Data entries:
━━━━━━━━━━━━━━━━━━━━━━━━━━━━━━
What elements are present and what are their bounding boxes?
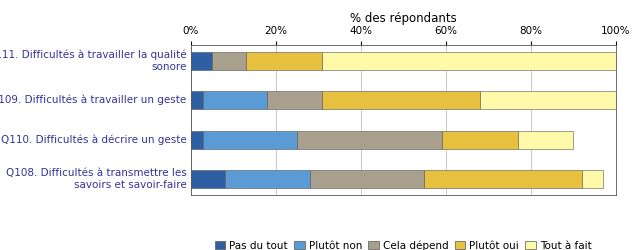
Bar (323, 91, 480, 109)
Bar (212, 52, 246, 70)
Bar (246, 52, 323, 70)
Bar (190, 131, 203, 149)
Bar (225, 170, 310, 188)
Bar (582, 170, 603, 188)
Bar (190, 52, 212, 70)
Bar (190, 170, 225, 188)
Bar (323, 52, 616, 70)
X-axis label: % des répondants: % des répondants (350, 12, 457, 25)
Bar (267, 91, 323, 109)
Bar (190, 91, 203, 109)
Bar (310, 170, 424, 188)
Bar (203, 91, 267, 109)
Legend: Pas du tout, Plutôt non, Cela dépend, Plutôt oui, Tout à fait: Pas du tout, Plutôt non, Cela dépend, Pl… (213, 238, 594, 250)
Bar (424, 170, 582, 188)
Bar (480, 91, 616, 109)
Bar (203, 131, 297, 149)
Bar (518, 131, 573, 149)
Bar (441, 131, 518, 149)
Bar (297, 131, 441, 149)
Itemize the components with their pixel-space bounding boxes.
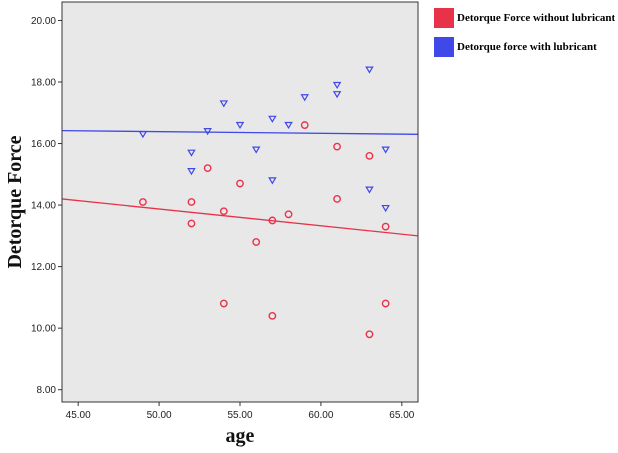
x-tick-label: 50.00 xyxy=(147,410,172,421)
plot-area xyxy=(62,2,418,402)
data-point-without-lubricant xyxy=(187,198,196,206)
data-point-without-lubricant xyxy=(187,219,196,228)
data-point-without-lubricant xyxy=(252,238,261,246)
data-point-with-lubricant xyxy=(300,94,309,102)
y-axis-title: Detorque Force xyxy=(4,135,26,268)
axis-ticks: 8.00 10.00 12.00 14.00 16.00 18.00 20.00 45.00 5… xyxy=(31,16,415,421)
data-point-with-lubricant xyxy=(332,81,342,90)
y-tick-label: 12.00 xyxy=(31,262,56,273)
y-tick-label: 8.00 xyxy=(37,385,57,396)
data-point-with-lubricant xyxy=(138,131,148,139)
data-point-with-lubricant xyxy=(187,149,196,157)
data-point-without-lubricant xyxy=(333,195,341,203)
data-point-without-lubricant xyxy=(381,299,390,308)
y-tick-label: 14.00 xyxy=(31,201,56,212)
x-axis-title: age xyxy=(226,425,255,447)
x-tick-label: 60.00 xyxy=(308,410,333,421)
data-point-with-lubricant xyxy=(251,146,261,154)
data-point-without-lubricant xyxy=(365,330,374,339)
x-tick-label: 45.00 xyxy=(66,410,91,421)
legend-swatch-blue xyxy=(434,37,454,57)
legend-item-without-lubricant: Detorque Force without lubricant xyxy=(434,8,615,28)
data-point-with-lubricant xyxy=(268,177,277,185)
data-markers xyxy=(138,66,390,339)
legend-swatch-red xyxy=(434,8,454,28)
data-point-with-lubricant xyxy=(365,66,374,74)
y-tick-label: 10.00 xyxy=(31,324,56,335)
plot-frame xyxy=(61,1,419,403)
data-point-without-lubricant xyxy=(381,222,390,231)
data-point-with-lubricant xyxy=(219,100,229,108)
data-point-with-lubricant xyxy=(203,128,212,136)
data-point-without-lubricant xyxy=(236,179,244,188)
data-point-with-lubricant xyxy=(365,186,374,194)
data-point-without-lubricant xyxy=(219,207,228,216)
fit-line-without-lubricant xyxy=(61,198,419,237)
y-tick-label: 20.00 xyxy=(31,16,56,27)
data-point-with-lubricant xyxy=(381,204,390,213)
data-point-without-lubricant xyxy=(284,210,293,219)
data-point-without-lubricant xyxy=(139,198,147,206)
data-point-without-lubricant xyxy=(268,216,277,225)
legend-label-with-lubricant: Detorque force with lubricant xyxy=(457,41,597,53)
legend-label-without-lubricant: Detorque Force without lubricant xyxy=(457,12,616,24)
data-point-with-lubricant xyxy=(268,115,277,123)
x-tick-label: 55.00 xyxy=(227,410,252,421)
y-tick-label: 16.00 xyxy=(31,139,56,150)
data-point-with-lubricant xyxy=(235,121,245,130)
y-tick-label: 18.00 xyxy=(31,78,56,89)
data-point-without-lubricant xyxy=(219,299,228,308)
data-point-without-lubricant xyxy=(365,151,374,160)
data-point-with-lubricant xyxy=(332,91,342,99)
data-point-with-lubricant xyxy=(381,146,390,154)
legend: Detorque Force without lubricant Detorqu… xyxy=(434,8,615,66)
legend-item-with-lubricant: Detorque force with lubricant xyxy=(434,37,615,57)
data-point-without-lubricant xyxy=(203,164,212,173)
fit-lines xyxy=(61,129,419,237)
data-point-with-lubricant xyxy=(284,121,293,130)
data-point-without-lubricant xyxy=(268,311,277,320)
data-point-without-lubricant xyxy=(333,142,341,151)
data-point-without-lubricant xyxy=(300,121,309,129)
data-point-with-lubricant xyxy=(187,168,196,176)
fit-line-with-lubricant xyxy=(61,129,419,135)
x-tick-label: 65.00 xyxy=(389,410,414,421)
━━━━━━━━━━━━━━━━━━━━━━━━━━━━━━
YOUR GOAL:
Output each line of the rows above as a JSON list of strings, one string per line. Skip blank lines and leave the pictures out.

SOLUTION:
[
  "What elements are present and what are their bounding boxes?",
  "Bar (323, 91, 480, 109)",
  "Bar (212, 52, 246, 70)",
  "Bar (246, 52, 323, 70)",
  "Bar (190, 131, 203, 149)",
  "Bar (225, 170, 310, 188)",
  "Bar (582, 170, 603, 188)",
  "Bar (190, 52, 212, 70)",
  "Bar (190, 170, 225, 188)",
  "Bar (323, 52, 616, 70)",
  "X-axis label: % des répondants: % des répondants (350, 12, 457, 25)",
  "Bar (267, 91, 323, 109)",
  "Bar (190, 91, 203, 109)",
  "Bar (310, 170, 424, 188)",
  "Bar (203, 91, 267, 109)",
  "Legend: Pas du tout, Plutôt non, Cela dépend, Plutôt oui, Tout à fait: Pas du tout, Plutôt non, Cela dépend, Pl… (213, 238, 594, 250)",
  "Bar (424, 170, 582, 188)",
  "Bar (480, 91, 616, 109)",
  "Bar (203, 131, 297, 149)",
  "Bar (518, 131, 573, 149)",
  "Bar (441, 131, 518, 149)",
  "Bar (297, 131, 441, 149)",
  "Itemize the components with their pixel-space bounding boxes.",
  "x-tick-label: 50.00 xyxy=(147,410,172,421)",
  "plot-area xyxy=(62,2,418,402)",
  "data-point-without-lubricant xyxy=(187,198,196,206)",
  "data-point-without-lubricant xyxy=(187,219,196,228)",
  "data-point-without-lubricant xyxy=(252,238,261,246)",
  "data-point-with-lubricant xyxy=(300,94,309,102)",
  "y-axis-title: Detorque Force xyxy=(4,135,26,268)",
  "axis-ticks: 8.00 10.00 12.00 14.00 16.00 18.00 20.00 45.00 5… xyxy=(31,16,415,421)",
  "data-point-with-lubricant xyxy=(332,81,342,90)",
  "y-tick-label: 12.00 xyxy=(31,262,56,273)",
  "y-tick-label: 8.00 xyxy=(37,385,57,396)",
  "data-point-with-lubricant xyxy=(138,131,148,139)",
  "data-point-with-lubricant xyxy=(187,149,196,157)",
  "data-point-without-lubricant xyxy=(333,195,341,203)",
  "data-point-without-lubricant xyxy=(381,299,390,308)",
  "y-tick-label: 14.00 xyxy=(31,201,56,212)",
  "x-axis-title: age xyxy=(226,425,255,447)",
  "x-tick-label: 60.00 xyxy=(308,410,333,421)",
  "data-point-with-lubricant xyxy=(251,146,261,154)",
  "data-point-without-lubricant xyxy=(365,330,374,339)",
  "x-tick-label: 45.00 xyxy=(66,410,91,421)",
  "legend-swatch-blue xyxy=(434,37,454,57)",
  "legend-item-without-lubricant: Detorque Force without lubricant xyxy=(434,8,615,28)",
  "data-point-with-lubricant xyxy=(268,177,277,185)",
  "data-markers xyxy=(138,66,390,339)",
  "legend-swatch-red xyxy=(434,8,454,28)",
  "data-point-with-lubricant xyxy=(365,66,374,74)",
  "y-tick-label: 10.00 xyxy=(31,324,56,335)",
  "plot-frame xyxy=(61,1,419,403)",
  "data-point-without-lubricant xyxy=(381,222,390,231)",
  "data-point-with-lubricant xyxy=(219,100,229,108)",
  "data-point-with-lubricant xyxy=(203,128,212,136)",
  "data-point-without-lubricant xyxy=(236,179,244,188)",
  "data-point-with-lubricant xyxy=(365,186,374,194)",
  "data-point-without-lubricant xyxy=(219,207,228,216)",
  "fit-line-without-lubricant xyxy=(61,198,419,237)",
  "y-tick-label: 20.00 xyxy=(31,16,56,27)",
  "data-point-with-lubricant xyxy=(381,204,390,213)",
  "data-point-without-lubricant xyxy=(284,210,293,219)",
  "data-point-without-lubricant xyxy=(139,198,147,206)",
  "data-point-without-lubricant xyxy=(268,216,277,225)",
  "legend-label-with-lubricant: Detorque force with lubricant xyxy=(457,41,597,53)",
  "legend-label-without-lubricant: Detorque Force without lubricant xyxy=(457,12,616,24)",
  "data-point-with-lubricant xyxy=(268,115,277,123)",
  "x-tick-label: 55.00 xyxy=(227,410,252,421)",
  "y-tick-label: 16.00 xyxy=(31,139,56,150)",
  "data-point-with-lubricant xyxy=(235,121,245,130)",
  "y-tick-label: 18.00 xyxy=(31,78,56,89)",
  "data-point-without-lubricant xyxy=(219,299,228,308)",
  "data-point-without-lubricant xyxy=(365,151,374,160)",
  "data-point-with-lubricant xyxy=(332,91,342,99)",
  "data-point-with-lubricant xyxy=(381,146,390,154)",
  "legend: Detorque Force without lubricant Detorqu… xyxy=(434,8,615,66)",
  "legend-item-with-lubricant: Detorque force with lubricant xyxy=(434,37,615,57)",
  "data-point-without-lubricant xyxy=(203,164,212,173)",
  "fit-lines xyxy=(61,129,419,237)",
  "data-point-with-lubricant xyxy=(284,121,293,130)",
  "data-point-without-lubricant xyxy=(268,311,277,320)",
  "data-point-without-lubricant xyxy=(333,142,341,151)",
  "data-point-without-lubricant xyxy=(300,121,309,129)",
  "data-point-with-lubricant xyxy=(187,168,196,176)",
  "fit-line-with-lubricant xyxy=(61,129,419,135)",
  "x-tick-label: 65.00 xyxy=(389,410,414,421)"
]